SET TASK:
The data below is to be returned in full and exactly.

Stored entries
■ ■ ■ ■

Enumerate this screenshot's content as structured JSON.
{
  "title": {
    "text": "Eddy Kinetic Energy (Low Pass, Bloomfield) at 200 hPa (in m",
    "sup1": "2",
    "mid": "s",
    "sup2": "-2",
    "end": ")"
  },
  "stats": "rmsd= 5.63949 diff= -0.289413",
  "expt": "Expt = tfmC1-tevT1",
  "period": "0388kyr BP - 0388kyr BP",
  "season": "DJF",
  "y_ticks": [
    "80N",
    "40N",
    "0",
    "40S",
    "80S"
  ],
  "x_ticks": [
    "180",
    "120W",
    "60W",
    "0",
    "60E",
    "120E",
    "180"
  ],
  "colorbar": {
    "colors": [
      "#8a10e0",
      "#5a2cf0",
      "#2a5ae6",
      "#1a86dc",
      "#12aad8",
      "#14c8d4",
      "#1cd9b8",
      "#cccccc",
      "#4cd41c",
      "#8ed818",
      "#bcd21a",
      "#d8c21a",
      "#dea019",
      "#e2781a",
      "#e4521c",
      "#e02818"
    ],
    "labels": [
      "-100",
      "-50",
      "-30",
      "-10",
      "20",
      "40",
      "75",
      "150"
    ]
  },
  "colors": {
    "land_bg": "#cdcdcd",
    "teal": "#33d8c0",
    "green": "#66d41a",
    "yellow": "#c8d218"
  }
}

■ ■ ■ ■

RESPONSE:
Enumerate this screenshot's content as structured JSON.
{
  "title": {
    "text": "Eddy Kinetic Energy (Low Pass, Bloomfield) at 200 hPa (in m",
    "sup1": "2",
    "mid": "s",
    "sup2": "-2",
    "end": ")"
  },
  "stats": "rmsd= 5.63949 diff= -0.289413",
  "expt": "Expt = tfmC1-tevT1",
  "period": "0388kyr BP - 0388kyr BP",
  "season": "DJF",
  "y_ticks": [
    "80N",
    "40N",
    "0",
    "40S",
    "80S"
  ],
  "x_ticks": [
    "180",
    "120W",
    "60W",
    "0",
    "60E",
    "120E",
    "180"
  ],
  "colorbar": {
    "colors": [
      "#8a10e0",
      "#5a2cf0",
      "#2a5ae6",
      "#1a86dc",
      "#12aad8",
      "#14c8d4",
      "#1cd9b8",
      "#cccccc",
      "#4cd41c",
      "#8ed818",
      "#bcd21a",
      "#d8c21a",
      "#dea019",
      "#e2781a",
      "#e4521c",
      "#e02818"
    ],
    "labels": [
      "-100",
      "-50",
      "-30",
      "-10",
      "20",
      "40",
      "75",
      "150"
    ]
  },
  "colors": {
    "land_bg": "#cdcdcd",
    "teal": "#33d8c0",
    "green": "#66d41a",
    "yellow": "#c8d218"
  }
}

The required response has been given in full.